■ Stored records ■

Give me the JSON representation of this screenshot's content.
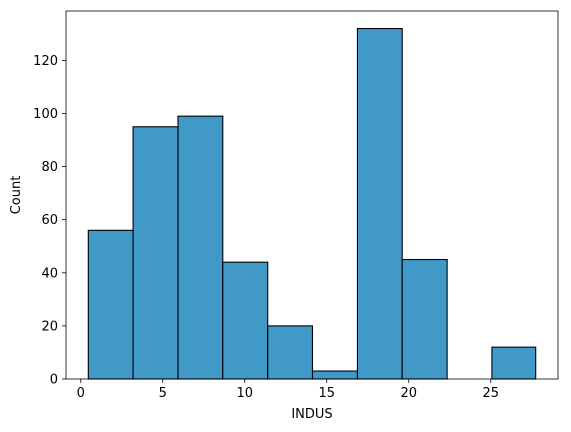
{
  "chart_data": {
    "type": "bar",
    "subtype": "histogram",
    "title": "",
    "xlabel": "INDUS",
    "ylabel": "Count",
    "bin_edges": [
      0.46,
      3.19,
      5.93,
      8.66,
      11.4,
      14.13,
      16.87,
      19.6,
      22.34,
      25.07,
      27.74
    ],
    "values": [
      56,
      95,
      99,
      44,
      20,
      3,
      132,
      45,
      0,
      12
    ],
    "xlim": [
      -0.9,
      29.1
    ],
    "ylim": [
      0,
      138.6
    ],
    "x_ticks": [
      0,
      5,
      10,
      15,
      20,
      25
    ],
    "y_ticks": [
      0,
      20,
      40,
      60,
      80,
      100,
      120
    ],
    "grid": false,
    "bar_color": "#4199c8",
    "edge_color": "#000000"
  }
}
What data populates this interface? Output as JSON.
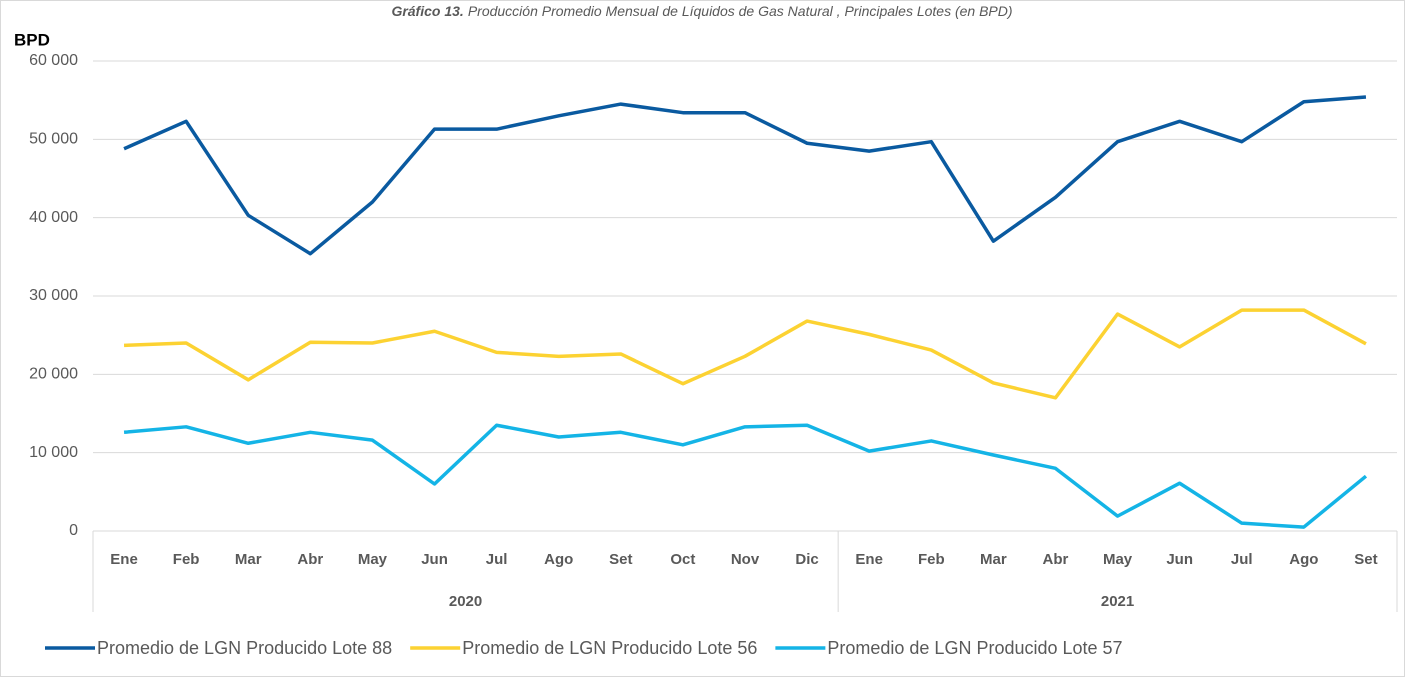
{
  "chart_data": {
    "type": "line",
    "title_label": "Gráfico 13.",
    "title": "Producción Promedio Mensual de Líquidos de Gas Natural , Principales Lotes (en BPD)",
    "y_label": "BPD",
    "category_groups": [
      {
        "label": "2020",
        "categories": [
          "Ene",
          "Feb",
          "Mar",
          "Abr",
          "May",
          "Jun",
          "Jul",
          "Ago",
          "Set",
          "Oct",
          "Nov",
          "Dic"
        ]
      },
      {
        "label": "2021",
        "categories": [
          "Ene",
          "Feb",
          "Mar",
          "Abr",
          "May",
          "Jun",
          "Jul",
          "Ago",
          "Set"
        ]
      }
    ],
    "series": [
      {
        "name": "Promedio de LGN Producido Lote 88",
        "color": "#0a5aa0",
        "values": [
          48800,
          52300,
          40300,
          35400,
          42000,
          51300,
          51300,
          53000,
          54500,
          53400,
          53400,
          49500,
          48500,
          49700,
          37000,
          42600,
          49700,
          52300,
          49700,
          54800,
          55400
        ]
      },
      {
        "name": "Promedio de LGN Producido Lote 56",
        "color": "#fcd232",
        "values": [
          23700,
          24000,
          19300,
          24100,
          24000,
          25500,
          22800,
          22300,
          22600,
          18800,
          22300,
          26800,
          25100,
          23100,
          18900,
          17000,
          27700,
          23500,
          28200,
          28200,
          23900
        ]
      },
      {
        "name": "Promedio de LGN Producido Lote 57",
        "color": "#14b4e6",
        "values": [
          12600,
          13300,
          11200,
          12600,
          11600,
          6000,
          13500,
          12000,
          12600,
          11000,
          13300,
          13500,
          10200,
          11500,
          9700,
          8000,
          1900,
          6100,
          1000,
          500,
          7000
        ]
      }
    ],
    "ylim": [
      0,
      60000
    ],
    "yticks": [
      0,
      {
        "value": 10000,
        "label": "10 000"
      },
      {
        "value": 20000,
        "label": "20 000"
      },
      {
        "value": 30000,
        "label": "30 000"
      },
      {
        "value": 40000,
        "label": "40 000"
      },
      {
        "value": 50000,
        "label": "50 000"
      },
      {
        "value": 60000,
        "label": "60 000"
      }
    ],
    "grid": true,
    "legend": "bottom"
  }
}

■ Exercise requirements ■
All lines in the data that contain the word "this" should be copied.

■ Exercise answer ■
Give me the JSON representation of this screenshot's content.
What data populates this interface? Output as JSON.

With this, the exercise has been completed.